_GIVEN INSTRUCTION_
Are you able to retype all the records below exactly?

Stored items from a collection
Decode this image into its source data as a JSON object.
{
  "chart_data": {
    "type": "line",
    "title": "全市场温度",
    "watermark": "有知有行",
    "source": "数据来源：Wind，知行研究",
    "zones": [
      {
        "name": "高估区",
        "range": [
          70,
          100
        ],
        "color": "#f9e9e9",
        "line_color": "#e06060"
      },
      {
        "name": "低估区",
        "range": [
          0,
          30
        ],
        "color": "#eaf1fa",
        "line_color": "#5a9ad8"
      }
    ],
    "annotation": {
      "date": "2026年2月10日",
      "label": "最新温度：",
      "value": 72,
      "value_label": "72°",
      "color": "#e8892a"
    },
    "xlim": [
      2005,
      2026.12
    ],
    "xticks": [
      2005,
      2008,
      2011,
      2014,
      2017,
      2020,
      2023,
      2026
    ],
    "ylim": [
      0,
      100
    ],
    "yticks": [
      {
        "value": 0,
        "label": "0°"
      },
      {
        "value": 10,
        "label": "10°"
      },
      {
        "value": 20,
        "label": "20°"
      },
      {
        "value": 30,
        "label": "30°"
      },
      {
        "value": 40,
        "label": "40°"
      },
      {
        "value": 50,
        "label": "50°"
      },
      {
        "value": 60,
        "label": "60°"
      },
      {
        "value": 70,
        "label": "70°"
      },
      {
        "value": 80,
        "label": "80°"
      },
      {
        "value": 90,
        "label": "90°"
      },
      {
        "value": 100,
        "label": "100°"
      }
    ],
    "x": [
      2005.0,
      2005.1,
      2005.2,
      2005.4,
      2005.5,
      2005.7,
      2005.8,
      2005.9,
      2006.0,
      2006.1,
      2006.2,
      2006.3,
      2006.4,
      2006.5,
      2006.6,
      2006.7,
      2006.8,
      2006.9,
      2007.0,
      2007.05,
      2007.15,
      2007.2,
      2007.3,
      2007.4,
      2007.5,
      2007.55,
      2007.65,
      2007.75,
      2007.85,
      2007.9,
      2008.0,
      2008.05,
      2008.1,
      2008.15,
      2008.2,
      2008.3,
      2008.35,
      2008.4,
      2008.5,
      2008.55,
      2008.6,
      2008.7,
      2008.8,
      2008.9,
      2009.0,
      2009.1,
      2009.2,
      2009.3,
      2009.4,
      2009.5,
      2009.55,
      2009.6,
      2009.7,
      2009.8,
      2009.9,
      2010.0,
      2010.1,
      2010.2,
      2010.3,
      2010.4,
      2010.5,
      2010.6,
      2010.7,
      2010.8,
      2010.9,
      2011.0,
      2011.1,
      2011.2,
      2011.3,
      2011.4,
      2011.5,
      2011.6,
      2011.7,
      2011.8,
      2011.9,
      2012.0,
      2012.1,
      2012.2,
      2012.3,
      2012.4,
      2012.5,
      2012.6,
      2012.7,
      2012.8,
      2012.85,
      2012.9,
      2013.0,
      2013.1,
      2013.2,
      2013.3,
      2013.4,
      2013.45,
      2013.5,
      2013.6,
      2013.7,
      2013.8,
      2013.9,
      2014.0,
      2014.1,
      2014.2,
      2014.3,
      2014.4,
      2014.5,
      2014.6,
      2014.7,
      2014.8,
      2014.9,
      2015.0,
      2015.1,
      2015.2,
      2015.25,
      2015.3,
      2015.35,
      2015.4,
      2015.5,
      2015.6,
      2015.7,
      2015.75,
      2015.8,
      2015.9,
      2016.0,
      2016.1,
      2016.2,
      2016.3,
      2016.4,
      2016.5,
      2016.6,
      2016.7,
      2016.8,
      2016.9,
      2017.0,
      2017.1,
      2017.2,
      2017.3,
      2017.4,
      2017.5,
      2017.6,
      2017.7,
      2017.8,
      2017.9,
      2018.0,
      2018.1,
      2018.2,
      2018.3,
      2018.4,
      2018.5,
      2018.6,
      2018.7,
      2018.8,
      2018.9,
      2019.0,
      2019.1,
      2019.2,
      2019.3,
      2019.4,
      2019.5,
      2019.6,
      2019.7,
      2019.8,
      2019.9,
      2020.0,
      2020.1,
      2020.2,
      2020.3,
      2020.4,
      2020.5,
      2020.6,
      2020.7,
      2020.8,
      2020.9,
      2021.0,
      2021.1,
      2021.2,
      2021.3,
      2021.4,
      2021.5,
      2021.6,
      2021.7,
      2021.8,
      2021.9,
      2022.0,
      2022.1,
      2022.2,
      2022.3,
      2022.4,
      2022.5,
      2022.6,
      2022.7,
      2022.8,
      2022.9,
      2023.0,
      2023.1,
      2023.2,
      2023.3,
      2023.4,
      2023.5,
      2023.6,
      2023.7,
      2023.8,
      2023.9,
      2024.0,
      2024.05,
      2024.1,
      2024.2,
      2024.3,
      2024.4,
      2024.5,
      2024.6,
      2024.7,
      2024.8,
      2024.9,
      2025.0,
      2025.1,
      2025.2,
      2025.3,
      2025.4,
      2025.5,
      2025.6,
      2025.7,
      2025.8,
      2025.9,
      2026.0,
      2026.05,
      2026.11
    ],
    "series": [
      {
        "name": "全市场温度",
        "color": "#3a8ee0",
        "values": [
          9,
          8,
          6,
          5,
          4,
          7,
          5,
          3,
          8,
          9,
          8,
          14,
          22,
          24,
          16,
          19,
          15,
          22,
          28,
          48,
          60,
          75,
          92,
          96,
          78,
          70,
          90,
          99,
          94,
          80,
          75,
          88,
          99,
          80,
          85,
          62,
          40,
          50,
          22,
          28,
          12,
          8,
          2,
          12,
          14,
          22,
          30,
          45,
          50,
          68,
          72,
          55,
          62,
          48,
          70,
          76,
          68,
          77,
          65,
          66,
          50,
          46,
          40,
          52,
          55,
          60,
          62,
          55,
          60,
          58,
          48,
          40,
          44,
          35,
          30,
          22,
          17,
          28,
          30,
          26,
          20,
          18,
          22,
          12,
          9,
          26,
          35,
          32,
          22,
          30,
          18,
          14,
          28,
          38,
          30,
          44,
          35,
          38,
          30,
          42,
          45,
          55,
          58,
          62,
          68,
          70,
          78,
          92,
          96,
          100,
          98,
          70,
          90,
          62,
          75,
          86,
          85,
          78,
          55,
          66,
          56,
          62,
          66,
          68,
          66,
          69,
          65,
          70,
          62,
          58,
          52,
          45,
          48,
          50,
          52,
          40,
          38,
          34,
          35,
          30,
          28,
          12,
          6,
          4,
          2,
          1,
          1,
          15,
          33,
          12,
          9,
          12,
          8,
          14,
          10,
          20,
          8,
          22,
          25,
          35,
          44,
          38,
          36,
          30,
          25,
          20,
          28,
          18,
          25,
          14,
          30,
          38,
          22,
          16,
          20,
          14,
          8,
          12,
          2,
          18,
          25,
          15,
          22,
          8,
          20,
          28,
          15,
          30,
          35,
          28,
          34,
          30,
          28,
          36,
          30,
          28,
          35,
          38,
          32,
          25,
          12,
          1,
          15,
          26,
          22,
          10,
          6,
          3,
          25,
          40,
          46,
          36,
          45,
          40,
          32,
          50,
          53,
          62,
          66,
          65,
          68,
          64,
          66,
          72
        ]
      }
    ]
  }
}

_OUTPUT OF THE TASK_
Decode this image into its source data as a JSON object.
{
  "chart_data": {
    "type": "line",
    "title": "全市场温度",
    "watermark": "有知有行",
    "source": "数据来源：Wind，知行研究",
    "zones": [
      {
        "name": "高估区",
        "range": [
          70,
          100
        ],
        "color": "#f9e9e9",
        "line_color": "#e06060"
      },
      {
        "name": "低估区",
        "range": [
          0,
          30
        ],
        "color": "#eaf1fa",
        "line_color": "#5a9ad8"
      }
    ],
    "annotation": {
      "date": "2026年2月10日",
      "label": "最新温度：",
      "value": 72,
      "value_label": "72°",
      "color": "#e8892a"
    },
    "xlim": [
      2005,
      2026.12
    ],
    "xticks": [
      2005,
      2008,
      2011,
      2014,
      2017,
      2020,
      2023,
      2026
    ],
    "ylim": [
      0,
      100
    ],
    "yticks": [
      {
        "value": 0,
        "label": "0°"
      },
      {
        "value": 10,
        "label": "10°"
      },
      {
        "value": 20,
        "label": "20°"
      },
      {
        "value": 30,
        "label": "30°"
      },
      {
        "value": 40,
        "label": "40°"
      },
      {
        "value": 50,
        "label": "50°"
      },
      {
        "value": 60,
        "label": "60°"
      },
      {
        "value": 70,
        "label": "70°"
      },
      {
        "value": 80,
        "label": "80°"
      },
      {
        "value": 90,
        "label": "90°"
      },
      {
        "value": 100,
        "label": "100°"
      }
    ],
    "x": [
      2005.0,
      2005.1,
      2005.2,
      2005.4,
      2005.5,
      2005.7,
      2005.8,
      2005.9,
      2006.0,
      2006.1,
      2006.2,
      2006.3,
      2006.4,
      2006.5,
      2006.6,
      2006.7,
      2006.8,
      2006.9,
      2007.0,
      2007.05,
      2007.15,
      2007.2,
      2007.3,
      2007.4,
      2007.5,
      2007.55,
      2007.65,
      2007.75,
      2007.85,
      2007.9,
      2008.0,
      2008.05,
      2008.1,
      2008.15,
      2008.2,
      2008.3,
      2008.35,
      2008.4,
      2008.5,
      2008.55,
      2008.6,
      2008.7,
      2008.8,
      2008.9,
      2009.0,
      2009.1,
      2009.2,
      2009.3,
      2009.4,
      2009.5,
      2009.55,
      2009.6,
      2009.7,
      2009.8,
      2009.9,
      2010.0,
      2010.1,
      2010.2,
      2010.3,
      2010.4,
      2010.5,
      2010.6,
      2010.7,
      2010.8,
      2010.9,
      2011.0,
      2011.1,
      2011.2,
      2011.3,
      2011.4,
      2011.5,
      2011.6,
      2011.7,
      2011.8,
      2011.9,
      2012.0,
      2012.1,
      2012.2,
      2012.3,
      2012.4,
      2012.5,
      2012.6,
      2012.7,
      2012.8,
      2012.85,
      2012.9,
      2013.0,
      2013.1,
      2013.2,
      2013.3,
      2013.4,
      2013.45,
      2013.5,
      2013.6,
      2013.7,
      2013.8,
      2013.9,
      2014.0,
      2014.1,
      2014.2,
      2014.3,
      2014.4,
      2014.5,
      2014.6,
      2014.7,
      2014.8,
      2014.9,
      2015.0,
      2015.1,
      2015.2,
      2015.25,
      2015.3,
      2015.35,
      2015.4,
      2015.5,
      2015.6,
      2015.7,
      2015.75,
      2015.8,
      2015.9,
      2016.0,
      2016.1,
      2016.2,
      2016.3,
      2016.4,
      2016.5,
      2016.6,
      2016.7,
      2016.8,
      2016.9,
      2017.0,
      2017.1,
      2017.2,
      2017.3,
      2017.4,
      2017.5,
      2017.6,
      2017.7,
      2017.8,
      2017.9,
      2018.0,
      2018.1,
      2018.2,
      2018.3,
      2018.4,
      2018.5,
      2018.6,
      2018.7,
      2018.8,
      2018.9,
      2019.0,
      2019.1,
      2019.2,
      2019.3,
      2019.4,
      2019.5,
      2019.6,
      2019.7,
      2019.8,
      2019.9,
      2020.0,
      2020.1,
      2020.2,
      2020.3,
      2020.4,
      2020.5,
      2020.6,
      2020.7,
      2020.8,
      2020.9,
      2021.0,
      2021.1,
      2021.2,
      2021.3,
      2021.4,
      2021.5,
      2021.6,
      2021.7,
      2021.8,
      2021.9,
      2022.0,
      2022.1,
      2022.2,
      2022.3,
      2022.4,
      2022.5,
      2022.6,
      2022.7,
      2022.8,
      2022.9,
      2023.0,
      2023.1,
      2023.2,
      2023.3,
      2023.4,
      2023.5,
      2023.6,
      2023.7,
      2023.8,
      2023.9,
      2024.0,
      2024.05,
      2024.1,
      2024.2,
      2024.3,
      2024.4,
      2024.5,
      2024.6,
      2024.7,
      2024.8,
      2024.9,
      2025.0,
      2025.1,
      2025.2,
      2025.3,
      2025.4,
      2025.5,
      2025.6,
      2025.7,
      2025.8,
      2025.9,
      2026.0,
      2026.05,
      2026.11
    ],
    "series": [
      {
        "name": "全市场温度",
        "color": "#3a8ee0",
        "values": [
          9,
          8,
          6,
          5,
          4,
          7,
          5,
          3,
          8,
          9,
          8,
          14,
          22,
          24,
          16,
          19,
          15,
          22,
          28,
          48,
          60,
          75,
          92,
          96,
          78,
          70,
          90,
          99,
          94,
          80,
          75,
          88,
          99,
          80,
          85,
          62,
          40,
          50,
          22,
          28,
          12,
          8,
          2,
          12,
          14,
          22,
          30,
          45,
          50,
          68,
          72,
          55,
          62,
          48,
          70,
          76,
          68,
          77,
          65,
          66,
          50,
          46,
          40,
          52,
          55,
          60,
          62,
          55,
          60,
          58,
          48,
          40,
          44,
          35,
          30,
          22,
          17,
          28,
          30,
          26,
          20,
          18,
          22,
          12,
          9,
          26,
          35,
          32,
          22,
          30,
          18,
          14,
          28,
          38,
          30,
          44,
          35,
          38,
          30,
          42,
          45,
          55,
          58,
          62,
          68,
          70,
          78,
          92,
          96,
          100,
          98,
          70,
          90,
          62,
          75,
          86,
          85,
          78,
          55,
          66,
          56,
          62,
          66,
          68,
          66,
          69,
          65,
          70,
          62,
          58,
          52,
          45,
          48,
          50,
          52,
          40,
          38,
          34,
          35,
          30,
          28,
          12,
          6,
          4,
          2,
          1,
          1,
          15,
          33,
          12,
          9,
          12,
          8,
          14,
          10,
          20,
          8,
          22,
          25,
          35,
          44,
          38,
          36,
          30,
          25,
          20,
          28,
          18,
          25,
          14,
          30,
          38,
          22,
          16,
          20,
          14,
          8,
          12,
          2,
          18,
          25,
          15,
          22,
          8,
          20,
          28,
          15,
          30,
          35,
          28,
          34,
          30,
          28,
          36,
          30,
          28,
          35,
          38,
          32,
          25,
          12,
          1,
          15,
          26,
          22,
          10,
          6,
          3,
          25,
          40,
          46,
          36,
          45,
          40,
          32,
          50,
          53,
          62,
          66,
          65,
          68,
          64,
          66,
          72
        ]
      }
    ]
  }
}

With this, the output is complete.